Your goal
Can all of these lines be returned exactly?

Data records
* * *
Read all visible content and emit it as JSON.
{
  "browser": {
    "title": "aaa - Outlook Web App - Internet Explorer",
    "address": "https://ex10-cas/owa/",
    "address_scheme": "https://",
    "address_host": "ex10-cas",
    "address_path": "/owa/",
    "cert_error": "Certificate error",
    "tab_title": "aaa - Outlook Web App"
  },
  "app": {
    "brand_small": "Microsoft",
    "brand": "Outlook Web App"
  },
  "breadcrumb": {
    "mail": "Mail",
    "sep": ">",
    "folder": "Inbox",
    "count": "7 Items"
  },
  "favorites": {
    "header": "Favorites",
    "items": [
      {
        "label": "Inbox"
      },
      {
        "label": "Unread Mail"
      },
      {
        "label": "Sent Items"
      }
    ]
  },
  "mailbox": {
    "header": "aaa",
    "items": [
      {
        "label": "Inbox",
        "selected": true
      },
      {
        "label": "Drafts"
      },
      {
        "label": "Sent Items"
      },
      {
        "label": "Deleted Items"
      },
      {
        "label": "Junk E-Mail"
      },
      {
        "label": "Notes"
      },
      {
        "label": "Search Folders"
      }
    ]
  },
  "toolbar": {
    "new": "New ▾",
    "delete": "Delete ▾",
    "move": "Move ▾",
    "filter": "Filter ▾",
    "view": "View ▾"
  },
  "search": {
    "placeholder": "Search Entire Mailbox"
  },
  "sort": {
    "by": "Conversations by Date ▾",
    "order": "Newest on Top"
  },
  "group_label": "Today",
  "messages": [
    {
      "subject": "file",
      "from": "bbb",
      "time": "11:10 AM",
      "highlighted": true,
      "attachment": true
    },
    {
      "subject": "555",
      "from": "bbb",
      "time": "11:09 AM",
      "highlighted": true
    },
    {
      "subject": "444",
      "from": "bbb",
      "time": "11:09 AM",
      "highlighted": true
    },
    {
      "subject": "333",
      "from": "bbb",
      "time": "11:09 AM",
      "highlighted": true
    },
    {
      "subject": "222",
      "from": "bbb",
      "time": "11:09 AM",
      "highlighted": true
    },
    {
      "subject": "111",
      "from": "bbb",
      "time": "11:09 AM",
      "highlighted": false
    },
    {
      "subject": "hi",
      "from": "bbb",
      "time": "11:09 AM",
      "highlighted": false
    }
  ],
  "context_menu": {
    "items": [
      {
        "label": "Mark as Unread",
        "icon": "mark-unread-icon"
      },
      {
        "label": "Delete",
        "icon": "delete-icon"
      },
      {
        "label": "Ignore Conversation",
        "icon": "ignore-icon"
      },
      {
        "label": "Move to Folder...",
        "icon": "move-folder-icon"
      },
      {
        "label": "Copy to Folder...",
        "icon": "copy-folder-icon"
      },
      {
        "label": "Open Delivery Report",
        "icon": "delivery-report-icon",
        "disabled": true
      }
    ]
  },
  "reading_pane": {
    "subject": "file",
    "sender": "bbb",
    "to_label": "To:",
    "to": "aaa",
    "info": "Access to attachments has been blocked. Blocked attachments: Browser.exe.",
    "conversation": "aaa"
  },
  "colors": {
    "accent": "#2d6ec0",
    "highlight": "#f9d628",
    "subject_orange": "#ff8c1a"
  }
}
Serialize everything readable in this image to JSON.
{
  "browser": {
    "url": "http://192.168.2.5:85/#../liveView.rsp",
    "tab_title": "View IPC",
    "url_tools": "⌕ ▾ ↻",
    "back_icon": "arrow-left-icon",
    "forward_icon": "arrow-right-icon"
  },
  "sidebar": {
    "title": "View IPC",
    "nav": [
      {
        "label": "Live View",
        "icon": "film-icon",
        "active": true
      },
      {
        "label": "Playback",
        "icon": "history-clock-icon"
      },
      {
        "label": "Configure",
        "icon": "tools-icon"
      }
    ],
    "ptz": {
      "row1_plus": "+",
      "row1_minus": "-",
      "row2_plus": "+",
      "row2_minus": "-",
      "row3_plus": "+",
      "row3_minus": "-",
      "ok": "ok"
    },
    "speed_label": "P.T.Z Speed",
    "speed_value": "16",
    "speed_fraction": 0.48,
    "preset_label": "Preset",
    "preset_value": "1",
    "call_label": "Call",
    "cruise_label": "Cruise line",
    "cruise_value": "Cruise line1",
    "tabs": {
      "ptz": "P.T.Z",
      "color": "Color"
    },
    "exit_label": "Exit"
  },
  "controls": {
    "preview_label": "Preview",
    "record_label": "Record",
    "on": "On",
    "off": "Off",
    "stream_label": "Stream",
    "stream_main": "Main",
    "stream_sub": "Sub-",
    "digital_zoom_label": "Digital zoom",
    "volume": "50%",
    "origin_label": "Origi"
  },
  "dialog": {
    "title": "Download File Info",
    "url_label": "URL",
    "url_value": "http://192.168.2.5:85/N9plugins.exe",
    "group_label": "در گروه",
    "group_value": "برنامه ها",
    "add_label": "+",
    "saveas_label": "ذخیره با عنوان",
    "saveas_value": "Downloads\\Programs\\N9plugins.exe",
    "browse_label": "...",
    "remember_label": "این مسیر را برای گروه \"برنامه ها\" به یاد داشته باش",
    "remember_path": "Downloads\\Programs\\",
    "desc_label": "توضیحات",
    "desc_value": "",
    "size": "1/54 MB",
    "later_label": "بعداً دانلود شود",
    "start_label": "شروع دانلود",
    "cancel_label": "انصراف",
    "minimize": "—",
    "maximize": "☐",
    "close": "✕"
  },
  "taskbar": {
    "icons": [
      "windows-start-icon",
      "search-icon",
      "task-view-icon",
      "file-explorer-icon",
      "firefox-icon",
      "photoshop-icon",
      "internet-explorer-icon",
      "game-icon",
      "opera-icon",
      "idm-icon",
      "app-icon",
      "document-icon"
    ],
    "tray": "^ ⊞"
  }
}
* * *
Output for this task
Read all visible content and emit it as JSON.
{
  "browser": {
    "title": "aaa - Outlook Web App - Internet Explorer",
    "address": "https://ex10-cas/owa/",
    "address_scheme": "https://",
    "address_host": "ex10-cas",
    "address_path": "/owa/",
    "cert_error": "Certificate error",
    "tab_title": "aaa - Outlook Web App"
  },
  "app": {
    "brand_small": "Microsoft",
    "brand": "Outlook Web App"
  },
  "breadcrumb": {
    "mail": "Mail",
    "sep": ">",
    "folder": "Inbox",
    "count": "7 Items"
  },
  "favorites": {
    "header": "Favorites",
    "items": [
      {
        "label": "Inbox"
      },
      {
        "label": "Unread Mail"
      },
      {
        "label": "Sent Items"
      }
    ]
  },
  "mailbox": {
    "header": "aaa",
    "items": [
      {
        "label": "Inbox",
        "selected": true
      },
      {
        "label": "Drafts"
      },
      {
        "label": "Sent Items"
      },
      {
        "label": "Deleted Items"
      },
      {
        "label": "Junk E-Mail"
      },
      {
        "label": "Notes"
      },
      {
        "label": "Search Folders"
      }
    ]
  },
  "toolbar": {
    "new": "New ▾",
    "delete": "Delete ▾",
    "move": "Move ▾",
    "filter": "Filter ▾",
    "view": "View ▾"
  },
  "search": {
    "placeholder": "Search Entire Mailbox"
  },
  "sort": {
    "by": "Conversations by Date ▾",
    "order": "Newest on Top"
  },
  "group_label": "Today",
  "messages": [
    {
      "subject": "file",
      "from": "bbb",
      "time": "11:10 AM",
      "highlighted": true,
      "attachment": true
    },
    {
      "subject": "555",
      "from": "bbb",
      "time": "11:09 AM",
      "highlighted": true
    },
    {
      "subject": "444",
      "from": "bbb",
      "time": "11:09 AM",
      "highlighted": true
    },
    {
      "subject": "333",
      "from": "bbb",
      "time": "11:09 AM",
      "highlighted": true
    },
    {
      "subject": "222",
      "from": "bbb",
      "time": "11:09 AM",
      "highlighted": true
    },
    {
      "subject": "111",
      "from": "bbb",
      "time": "11:09 AM",
      "highlighted": false
    },
    {
      "subject": "hi",
      "from": "bbb",
      "time": "11:09 AM",
      "highlighted": false
    }
  ],
  "context_menu": {
    "items": [
      {
        "label": "Mark as Unread",
        "icon": "mark-unread-icon"
      },
      {
        "label": "Delete",
        "icon": "delete-icon"
      },
      {
        "label": "Ignore Conversation",
        "icon": "ignore-icon"
      },
      {
        "label": "Move to Folder...",
        "icon": "move-folder-icon"
      },
      {
        "label": "Copy to Folder...",
        "icon": "copy-folder-icon"
      },
      {
        "label": "Open Delivery Report",
        "icon": "delivery-report-icon",
        "disabled": true
      }
    ]
  },
  "reading_pane": {
    "subject": "file",
    "sender": "bbb",
    "to_label": "To:",
    "to": "aaa",
    "info": "Access to attachments has been blocked. Blocked attachments: Browser.exe.",
    "conversation": "aaa"
  },
  "colors": {
    "accent": "#2d6ec0",
    "highlight": "#f9d628",
    "subject_orange": "#ff8c1a"
  }
}
Serialize everything readable in this image to JSON.
{
  "browser": {
    "url": "http://192.168.2.5:85/#../liveView.rsp",
    "tab_title": "View IPC",
    "url_tools": "⌕ ▾ ↻",
    "back_icon": "arrow-left-icon",
    "forward_icon": "arrow-right-icon"
  },
  "sidebar": {
    "title": "View IPC",
    "nav": [
      {
        "label": "Live View",
        "icon": "film-icon",
        "active": true
      },
      {
        "label": "Playback",
        "icon": "history-clock-icon"
      },
      {
        "label": "Configure",
        "icon": "tools-icon"
      }
    ],
    "ptz": {
      "row1_plus": "+",
      "row1_minus": "-",
      "row2_plus": "+",
      "row2_minus": "-",
      "row3_plus": "+",
      "row3_minus": "-",
      "ok": "ok"
    },
    "speed_label": "P.T.Z Speed",
    "speed_value": "16",
    "speed_fraction": 0.48,
    "preset_label": "Preset",
    "preset_value": "1",
    "call_label": "Call",
    "cruise_label": "Cruise line",
    "cruise_value": "Cruise line1",
    "tabs": {
      "ptz": "P.T.Z",
      "color": "Color"
    },
    "exit_label": "Exit"
  },
  "controls": {
    "preview_label": "Preview",
    "record_label": "Record",
    "on": "On",
    "off": "Off",
    "stream_label": "Stream",
    "stream_main": "Main",
    "stream_sub": "Sub-",
    "digital_zoom_label": "Digital zoom",
    "volume": "50%",
    "origin_label": "Origi"
  },
  "dialog": {
    "title": "Download File Info",
    "url_label": "URL",
    "url_value": "http://192.168.2.5:85/N9plugins.exe",
    "group_label": "در گروه",
    "group_value": "برنامه ها",
    "add_label": "+",
    "saveas_label": "ذخیره با عنوان",
    "saveas_value": "Downloads\\Programs\\N9plugins.exe",
    "browse_label": "...",
    "remember_label": "این مسیر را برای گروه \"برنامه ها\" به یاد داشته باش",
    "remember_path": "Downloads\\Programs\\",
    "desc_label": "توضیحات",
    "desc_value": "",
    "size": "1/54 MB",
    "later_label": "بعداً دانلود شود",
    "start_label": "شروع دانلود",
    "cancel_label": "انصراف",
    "minimize": "—",
    "maximize": "☐",
    "close": "✕"
  },
  "taskbar": {
    "icons": [
      "windows-start-icon",
      "search-icon",
      "task-view-icon",
      "file-explorer-icon",
      "firefox-icon",
      "photoshop-icon",
      "internet-explorer-icon",
      "game-icon",
      "opera-icon",
      "idm-icon",
      "app-icon",
      "document-icon"
    ],
    "tray": "^ ⊞"
  }
}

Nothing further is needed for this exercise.